(PROVIDED RECORDS):
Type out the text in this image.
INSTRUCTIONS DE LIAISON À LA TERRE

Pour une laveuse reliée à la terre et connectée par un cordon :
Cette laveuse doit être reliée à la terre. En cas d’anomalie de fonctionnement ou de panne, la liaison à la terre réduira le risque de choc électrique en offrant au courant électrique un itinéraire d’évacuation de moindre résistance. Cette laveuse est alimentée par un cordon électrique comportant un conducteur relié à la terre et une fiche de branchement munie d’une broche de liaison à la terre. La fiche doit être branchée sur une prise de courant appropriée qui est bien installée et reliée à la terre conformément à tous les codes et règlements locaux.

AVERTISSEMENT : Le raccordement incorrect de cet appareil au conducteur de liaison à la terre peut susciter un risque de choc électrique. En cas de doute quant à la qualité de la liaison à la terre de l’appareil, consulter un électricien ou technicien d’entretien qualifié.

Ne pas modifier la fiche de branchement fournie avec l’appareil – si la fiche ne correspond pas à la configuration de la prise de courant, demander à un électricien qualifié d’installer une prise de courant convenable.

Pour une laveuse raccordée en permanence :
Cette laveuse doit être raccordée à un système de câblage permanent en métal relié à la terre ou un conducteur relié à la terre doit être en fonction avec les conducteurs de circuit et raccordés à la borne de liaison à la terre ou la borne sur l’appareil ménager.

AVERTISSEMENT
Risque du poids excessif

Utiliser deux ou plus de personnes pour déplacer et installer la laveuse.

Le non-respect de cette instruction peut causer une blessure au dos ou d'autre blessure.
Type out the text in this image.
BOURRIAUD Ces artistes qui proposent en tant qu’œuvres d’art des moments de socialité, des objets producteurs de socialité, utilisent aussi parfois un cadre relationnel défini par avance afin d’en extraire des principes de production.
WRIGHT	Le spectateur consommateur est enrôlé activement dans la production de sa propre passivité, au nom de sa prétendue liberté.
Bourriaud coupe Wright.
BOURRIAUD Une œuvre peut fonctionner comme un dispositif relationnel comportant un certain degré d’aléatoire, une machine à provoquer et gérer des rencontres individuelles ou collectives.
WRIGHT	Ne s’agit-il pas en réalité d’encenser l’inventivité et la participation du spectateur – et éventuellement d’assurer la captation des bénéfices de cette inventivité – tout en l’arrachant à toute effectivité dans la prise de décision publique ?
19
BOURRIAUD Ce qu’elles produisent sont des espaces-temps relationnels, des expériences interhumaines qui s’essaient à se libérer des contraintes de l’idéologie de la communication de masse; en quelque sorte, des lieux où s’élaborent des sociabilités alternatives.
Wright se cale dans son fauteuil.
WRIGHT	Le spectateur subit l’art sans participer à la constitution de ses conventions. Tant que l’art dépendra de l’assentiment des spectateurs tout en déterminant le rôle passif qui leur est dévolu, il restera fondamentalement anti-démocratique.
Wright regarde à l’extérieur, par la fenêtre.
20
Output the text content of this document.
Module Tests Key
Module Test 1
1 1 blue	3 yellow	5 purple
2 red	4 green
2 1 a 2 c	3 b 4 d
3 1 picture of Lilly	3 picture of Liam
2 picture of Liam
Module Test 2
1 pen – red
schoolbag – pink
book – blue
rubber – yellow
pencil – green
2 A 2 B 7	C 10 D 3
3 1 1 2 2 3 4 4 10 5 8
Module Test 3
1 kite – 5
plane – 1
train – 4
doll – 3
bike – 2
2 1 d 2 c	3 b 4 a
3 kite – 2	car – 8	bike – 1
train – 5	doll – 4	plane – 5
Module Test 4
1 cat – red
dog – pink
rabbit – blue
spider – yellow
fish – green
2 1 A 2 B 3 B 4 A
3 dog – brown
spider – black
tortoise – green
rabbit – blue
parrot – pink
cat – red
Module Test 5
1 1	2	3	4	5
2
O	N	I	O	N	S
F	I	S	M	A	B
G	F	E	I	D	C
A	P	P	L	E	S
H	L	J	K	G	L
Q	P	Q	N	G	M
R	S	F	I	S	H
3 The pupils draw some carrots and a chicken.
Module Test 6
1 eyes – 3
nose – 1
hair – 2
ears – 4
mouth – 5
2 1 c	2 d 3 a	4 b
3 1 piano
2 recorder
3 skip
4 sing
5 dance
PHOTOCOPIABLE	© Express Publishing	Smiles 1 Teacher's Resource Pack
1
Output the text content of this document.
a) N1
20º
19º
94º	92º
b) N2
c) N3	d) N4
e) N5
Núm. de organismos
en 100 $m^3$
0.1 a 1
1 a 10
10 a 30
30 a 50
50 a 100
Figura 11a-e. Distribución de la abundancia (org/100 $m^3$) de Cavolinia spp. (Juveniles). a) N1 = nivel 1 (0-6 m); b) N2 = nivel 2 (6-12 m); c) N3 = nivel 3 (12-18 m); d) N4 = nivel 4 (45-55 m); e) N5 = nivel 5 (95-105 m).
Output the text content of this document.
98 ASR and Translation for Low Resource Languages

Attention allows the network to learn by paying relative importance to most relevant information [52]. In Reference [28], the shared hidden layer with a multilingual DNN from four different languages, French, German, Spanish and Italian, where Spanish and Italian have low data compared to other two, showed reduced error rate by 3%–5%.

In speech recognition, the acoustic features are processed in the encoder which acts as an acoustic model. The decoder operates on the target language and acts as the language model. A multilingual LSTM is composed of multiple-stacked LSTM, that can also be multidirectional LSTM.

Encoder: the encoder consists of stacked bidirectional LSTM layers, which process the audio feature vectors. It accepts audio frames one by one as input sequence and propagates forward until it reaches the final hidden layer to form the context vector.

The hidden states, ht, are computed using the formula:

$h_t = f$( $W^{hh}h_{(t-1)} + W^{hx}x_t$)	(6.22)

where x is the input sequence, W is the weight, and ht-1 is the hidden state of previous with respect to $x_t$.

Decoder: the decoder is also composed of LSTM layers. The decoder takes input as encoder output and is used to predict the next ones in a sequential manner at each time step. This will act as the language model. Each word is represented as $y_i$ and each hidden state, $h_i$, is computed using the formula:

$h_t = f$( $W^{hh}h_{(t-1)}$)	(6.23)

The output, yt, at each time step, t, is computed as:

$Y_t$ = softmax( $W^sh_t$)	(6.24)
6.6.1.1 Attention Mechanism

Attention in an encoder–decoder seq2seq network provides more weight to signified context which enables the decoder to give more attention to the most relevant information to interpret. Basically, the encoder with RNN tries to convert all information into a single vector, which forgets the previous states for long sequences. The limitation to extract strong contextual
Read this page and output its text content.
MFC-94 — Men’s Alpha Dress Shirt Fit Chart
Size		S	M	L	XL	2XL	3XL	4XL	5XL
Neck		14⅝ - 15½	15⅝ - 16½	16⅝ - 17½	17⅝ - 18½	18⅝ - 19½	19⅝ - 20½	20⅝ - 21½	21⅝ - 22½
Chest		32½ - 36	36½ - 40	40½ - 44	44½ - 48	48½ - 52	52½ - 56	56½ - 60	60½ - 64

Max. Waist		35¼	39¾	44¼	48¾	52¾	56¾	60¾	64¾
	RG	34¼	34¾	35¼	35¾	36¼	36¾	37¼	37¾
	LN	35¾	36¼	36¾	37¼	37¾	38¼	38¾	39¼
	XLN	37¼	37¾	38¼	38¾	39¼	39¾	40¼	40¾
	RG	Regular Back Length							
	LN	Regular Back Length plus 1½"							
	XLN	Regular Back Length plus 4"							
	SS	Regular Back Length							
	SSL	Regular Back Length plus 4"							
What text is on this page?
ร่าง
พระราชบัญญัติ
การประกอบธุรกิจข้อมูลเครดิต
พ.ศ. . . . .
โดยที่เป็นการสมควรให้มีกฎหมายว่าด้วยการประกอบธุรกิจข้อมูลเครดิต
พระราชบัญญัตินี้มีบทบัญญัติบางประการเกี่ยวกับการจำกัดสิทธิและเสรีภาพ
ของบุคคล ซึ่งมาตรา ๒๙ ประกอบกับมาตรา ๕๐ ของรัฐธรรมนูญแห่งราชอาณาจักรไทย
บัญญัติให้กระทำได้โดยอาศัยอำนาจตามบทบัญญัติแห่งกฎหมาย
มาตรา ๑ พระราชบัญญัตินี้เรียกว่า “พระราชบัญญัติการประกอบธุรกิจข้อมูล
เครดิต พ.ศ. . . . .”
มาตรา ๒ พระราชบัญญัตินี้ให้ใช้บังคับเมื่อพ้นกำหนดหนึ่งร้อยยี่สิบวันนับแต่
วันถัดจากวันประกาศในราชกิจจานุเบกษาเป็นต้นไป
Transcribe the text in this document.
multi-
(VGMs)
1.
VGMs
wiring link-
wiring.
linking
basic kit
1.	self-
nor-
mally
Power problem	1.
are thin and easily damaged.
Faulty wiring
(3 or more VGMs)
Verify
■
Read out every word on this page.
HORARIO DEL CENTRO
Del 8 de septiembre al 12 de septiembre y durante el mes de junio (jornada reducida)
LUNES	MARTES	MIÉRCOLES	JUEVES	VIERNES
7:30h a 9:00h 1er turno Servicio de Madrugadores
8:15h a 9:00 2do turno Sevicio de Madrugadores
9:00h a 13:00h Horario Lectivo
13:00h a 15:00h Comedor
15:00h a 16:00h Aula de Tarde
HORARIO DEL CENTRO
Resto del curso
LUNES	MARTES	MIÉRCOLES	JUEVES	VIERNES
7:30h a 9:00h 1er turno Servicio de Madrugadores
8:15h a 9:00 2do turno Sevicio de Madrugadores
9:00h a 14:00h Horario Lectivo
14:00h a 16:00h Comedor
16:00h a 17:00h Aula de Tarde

(SHORT EXERCISE):
Tell how many lines in the material above include the word "fiche", giving the number only.

(FULL RESPONSE):
2